■ **The exercise**: Exclude the pictures and reproduce the remaining data exactly as written.

■ **Input material**:
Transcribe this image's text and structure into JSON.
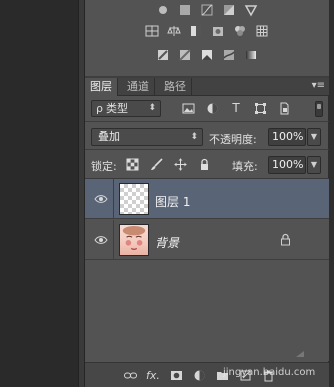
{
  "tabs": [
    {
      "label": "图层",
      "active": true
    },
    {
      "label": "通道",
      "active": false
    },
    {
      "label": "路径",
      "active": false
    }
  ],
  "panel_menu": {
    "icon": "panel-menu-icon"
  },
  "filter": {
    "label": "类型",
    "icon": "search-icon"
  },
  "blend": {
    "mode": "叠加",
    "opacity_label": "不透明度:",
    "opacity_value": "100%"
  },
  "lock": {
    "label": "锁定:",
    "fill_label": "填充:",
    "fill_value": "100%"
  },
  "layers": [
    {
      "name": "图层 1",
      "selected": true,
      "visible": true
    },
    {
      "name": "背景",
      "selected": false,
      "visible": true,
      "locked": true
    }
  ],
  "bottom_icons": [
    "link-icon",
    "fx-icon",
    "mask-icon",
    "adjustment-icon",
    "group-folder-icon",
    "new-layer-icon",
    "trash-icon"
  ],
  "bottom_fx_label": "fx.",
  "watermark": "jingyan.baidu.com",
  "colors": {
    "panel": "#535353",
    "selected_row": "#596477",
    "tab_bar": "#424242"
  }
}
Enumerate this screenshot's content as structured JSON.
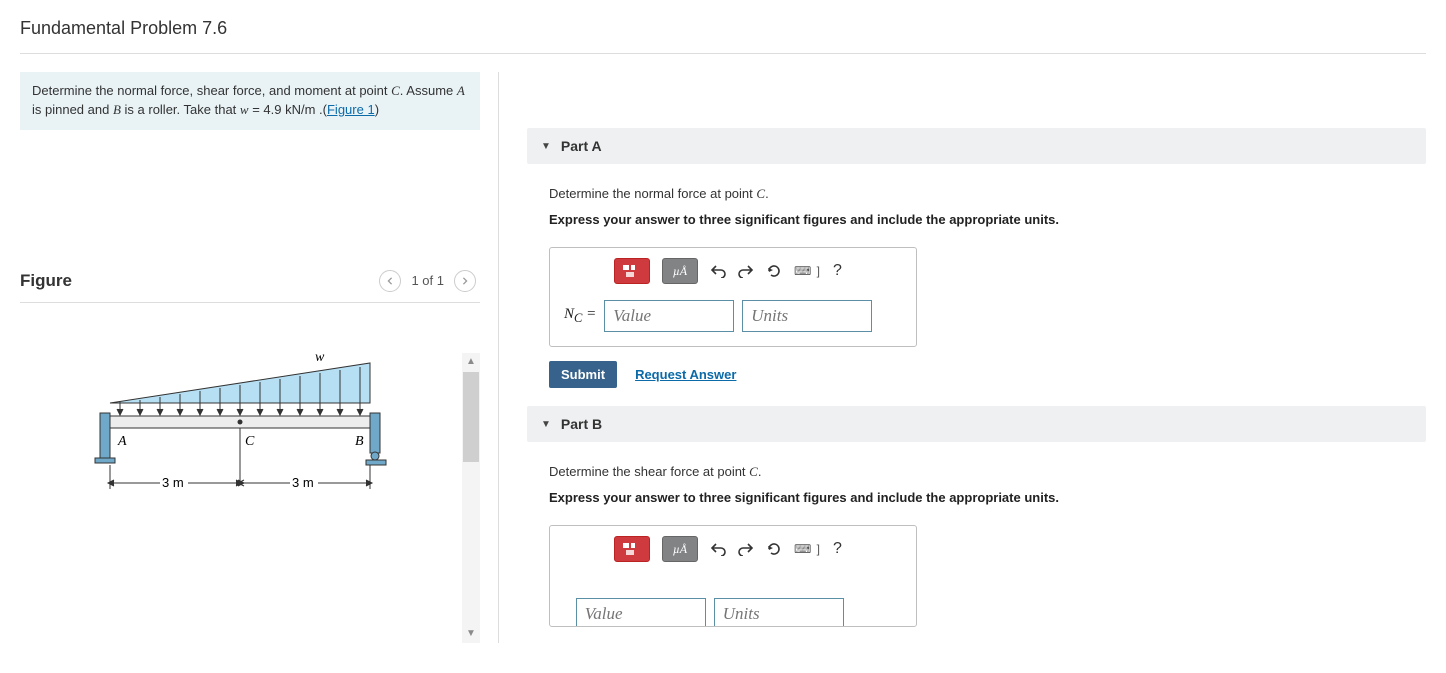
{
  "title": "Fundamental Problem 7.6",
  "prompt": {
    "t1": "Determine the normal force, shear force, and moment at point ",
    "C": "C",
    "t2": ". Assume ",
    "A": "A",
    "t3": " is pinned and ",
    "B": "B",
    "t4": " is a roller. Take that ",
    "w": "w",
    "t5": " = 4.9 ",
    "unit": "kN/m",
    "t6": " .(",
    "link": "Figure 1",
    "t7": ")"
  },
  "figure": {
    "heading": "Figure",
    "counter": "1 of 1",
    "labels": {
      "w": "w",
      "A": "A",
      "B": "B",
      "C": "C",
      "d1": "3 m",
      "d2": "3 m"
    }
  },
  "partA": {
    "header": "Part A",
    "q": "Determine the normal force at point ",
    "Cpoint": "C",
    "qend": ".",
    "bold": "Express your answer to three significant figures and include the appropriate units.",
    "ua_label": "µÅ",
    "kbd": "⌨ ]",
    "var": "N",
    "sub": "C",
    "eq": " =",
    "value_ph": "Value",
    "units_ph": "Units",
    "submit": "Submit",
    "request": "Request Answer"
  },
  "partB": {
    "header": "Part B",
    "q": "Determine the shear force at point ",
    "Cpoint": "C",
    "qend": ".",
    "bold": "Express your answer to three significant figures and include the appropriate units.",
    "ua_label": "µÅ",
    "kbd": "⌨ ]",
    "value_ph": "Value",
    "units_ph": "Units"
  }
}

■ **Problem solution**:
Transcribe this image's text and structure into JSON.
{
  "tabs": [
    {
      "label": "图层",
      "active": true
    },
    {
      "label": "通道",
      "active": false
    },
    {
      "label": "路径",
      "active": false
    }
  ],
  "panel_menu": {
    "icon": "panel-menu-icon"
  },
  "filter": {
    "label": "类型",
    "icon": "search-icon"
  },
  "blend": {
    "mode": "叠加",
    "opacity_label": "不透明度:",
    "opacity_value": "100%"
  },
  "lock": {
    "label": "锁定:",
    "fill_label": "填充:",
    "fill_value": "100%"
  },
  "layers": [
    {
      "name": "图层 1",
      "selected": true,
      "visible": true
    },
    {
      "name": "背景",
      "selected": false,
      "visible": true,
      "locked": true
    }
  ],
  "bottom_icons": [
    "link-icon",
    "fx-icon",
    "mask-icon",
    "adjustment-icon",
    "group-folder-icon",
    "new-layer-icon",
    "trash-icon"
  ],
  "bottom_fx_label": "fx.",
  "watermark": "jingyan.baidu.com",
  "colors": {
    "panel": "#535353",
    "selected_row": "#596477",
    "tab_bar": "#424242"
  }
}
Enumerate this screenshot's content as structured JSON.
{
  "title": "Fundamental Problem 7.6",
  "prompt": {
    "t1": "Determine the normal force, shear force, and moment at point ",
    "C": "C",
    "t2": ". Assume ",
    "A": "A",
    "t3": " is pinned and ",
    "B": "B",
    "t4": " is a roller. Take that ",
    "w": "w",
    "t5": " = 4.9 ",
    "unit": "kN/m",
    "t6": " .(",
    "link": "Figure 1",
    "t7": ")"
  },
  "figure": {
    "heading": "Figure",
    "counter": "1 of 1",
    "labels": {
      "w": "w",
      "A": "A",
      "B": "B",
      "C": "C",
      "d1": "3 m",
      "d2": "3 m"
    }
  },
  "partA": {
    "header": "Part A",
    "q": "Determine the normal force at point ",
    "Cpoint": "C",
    "qend": ".",
    "bold": "Express your answer to three significant figures and include the appropriate units.",
    "ua_label": "µÅ",
    "kbd": "⌨ ]",
    "var": "N",
    "sub": "C",
    "eq": " =",
    "value_ph": "Value",
    "units_ph": "Units",
    "submit": "Submit",
    "request": "Request Answer"
  },
  "partB": {
    "header": "Part B",
    "q": "Determine the shear force at point ",
    "Cpoint": "C",
    "qend": ".",
    "bold": "Express your answer to three significant figures and include the appropriate units.",
    "ua_label": "µÅ",
    "kbd": "⌨ ]",
    "value_ph": "Value",
    "units_ph": "Units"
  }
}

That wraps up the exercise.